• Instructions to follow
Please rewrite all the records below, swapping "MyTestingTopic" for "SampleTopic" and keeping everything else the same. Leave the pictures out of your answer.

• Source material
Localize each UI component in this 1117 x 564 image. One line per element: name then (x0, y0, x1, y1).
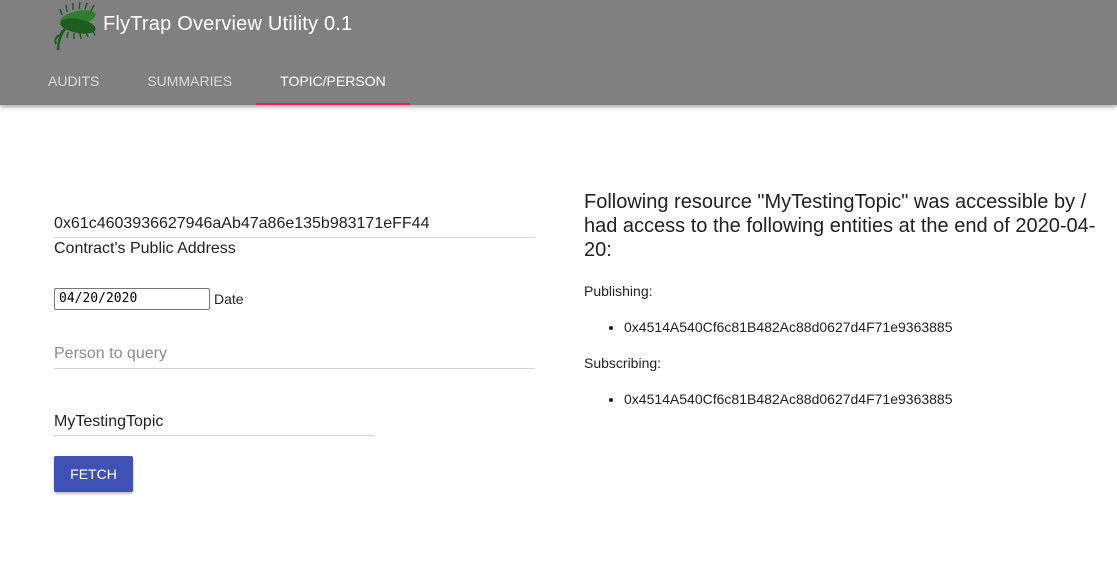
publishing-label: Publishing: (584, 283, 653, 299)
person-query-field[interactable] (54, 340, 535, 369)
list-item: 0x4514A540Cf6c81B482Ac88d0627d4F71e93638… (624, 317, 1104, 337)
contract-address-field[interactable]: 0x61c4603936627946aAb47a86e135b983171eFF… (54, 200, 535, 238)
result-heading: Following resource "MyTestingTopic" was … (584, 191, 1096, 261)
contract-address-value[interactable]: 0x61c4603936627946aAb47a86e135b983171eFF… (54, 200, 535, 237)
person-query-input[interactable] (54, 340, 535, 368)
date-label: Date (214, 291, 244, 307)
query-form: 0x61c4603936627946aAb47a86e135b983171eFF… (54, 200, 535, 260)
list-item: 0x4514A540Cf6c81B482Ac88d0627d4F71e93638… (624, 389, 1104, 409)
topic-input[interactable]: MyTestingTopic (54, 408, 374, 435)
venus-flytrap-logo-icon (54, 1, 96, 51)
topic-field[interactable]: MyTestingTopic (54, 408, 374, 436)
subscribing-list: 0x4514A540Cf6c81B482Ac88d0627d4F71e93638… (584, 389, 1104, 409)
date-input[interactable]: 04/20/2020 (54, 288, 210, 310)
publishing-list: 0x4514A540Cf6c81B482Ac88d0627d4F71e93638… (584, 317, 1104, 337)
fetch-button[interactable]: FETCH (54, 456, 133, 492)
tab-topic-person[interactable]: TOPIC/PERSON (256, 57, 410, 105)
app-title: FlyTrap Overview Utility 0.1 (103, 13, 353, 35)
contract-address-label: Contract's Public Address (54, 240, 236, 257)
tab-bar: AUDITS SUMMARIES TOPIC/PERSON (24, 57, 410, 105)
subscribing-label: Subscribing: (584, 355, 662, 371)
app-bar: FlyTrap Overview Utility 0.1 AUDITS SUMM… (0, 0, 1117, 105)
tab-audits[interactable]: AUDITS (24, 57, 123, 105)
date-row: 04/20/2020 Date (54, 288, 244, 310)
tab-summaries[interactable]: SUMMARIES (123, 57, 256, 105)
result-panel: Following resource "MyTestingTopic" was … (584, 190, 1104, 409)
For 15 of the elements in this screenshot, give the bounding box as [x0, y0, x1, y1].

• Solution to the exercise
Localize each UI component in this 1117 x 564 image. One line per element: name then (x0, y0, x1, y1).
publishing-label: Publishing: (584, 283, 653, 299)
person-query-field[interactable] (54, 340, 535, 369)
list-item: 0x4514A540Cf6c81B482Ac88d0627d4F71e93638… (624, 317, 1104, 337)
contract-address-field[interactable]: 0x61c4603936627946aAb47a86e135b983171eFF… (54, 200, 535, 238)
result-heading: Following resource "SampleTopic" was … (584, 191, 1096, 261)
contract-address-value[interactable]: 0x61c4603936627946aAb47a86e135b983171eFF… (54, 200, 535, 237)
person-query-input[interactable] (54, 340, 535, 368)
date-label: Date (214, 291, 244, 307)
query-form: 0x61c4603936627946aAb47a86e135b983171eFF… (54, 200, 535, 260)
list-item: 0x4514A540Cf6c81B482Ac88d0627d4F71e93638… (624, 389, 1104, 409)
topic-input[interactable]: SampleTopic (54, 408, 374, 435)
venus-flytrap-logo-icon (54, 1, 96, 51)
topic-field[interactable]: SampleTopic (54, 408, 374, 436)
subscribing-list: 0x4514A540Cf6c81B482Ac88d0627d4F71e93638… (584, 389, 1104, 409)
date-input[interactable]: 04/20/2020 (54, 288, 210, 310)
publishing-list: 0x4514A540Cf6c81B482Ac88d0627d4F71e93638… (584, 317, 1104, 337)
fetch-button[interactable]: FETCH (54, 456, 133, 492)
tab-topic-person[interactable]: TOPIC/PERSON (256, 57, 410, 105)
app-title: FlyTrap Overview Utility 0.1 (103, 13, 353, 35)
contract-address-label: Contract's Public Address (54, 240, 236, 257)
tab-bar: AUDITS SUMMARIES TOPIC/PERSON (24, 57, 410, 105)
subscribing-label: Subscribing: (584, 355, 662, 371)
app-bar: FlyTrap Overview Utility 0.1 AUDITS SUMM… (0, 0, 1117, 105)
tab-audits[interactable]: AUDITS (24, 57, 123, 105)
date-row: 04/20/2020 Date (54, 288, 244, 310)
tab-summaries[interactable]: SUMMARIES (123, 57, 256, 105)
result-panel: Following resource "SampleTopic" was … (584, 190, 1104, 409)
For 15 of the elements in this screenshot, give the bounding box as [x0, y0, x1, y1].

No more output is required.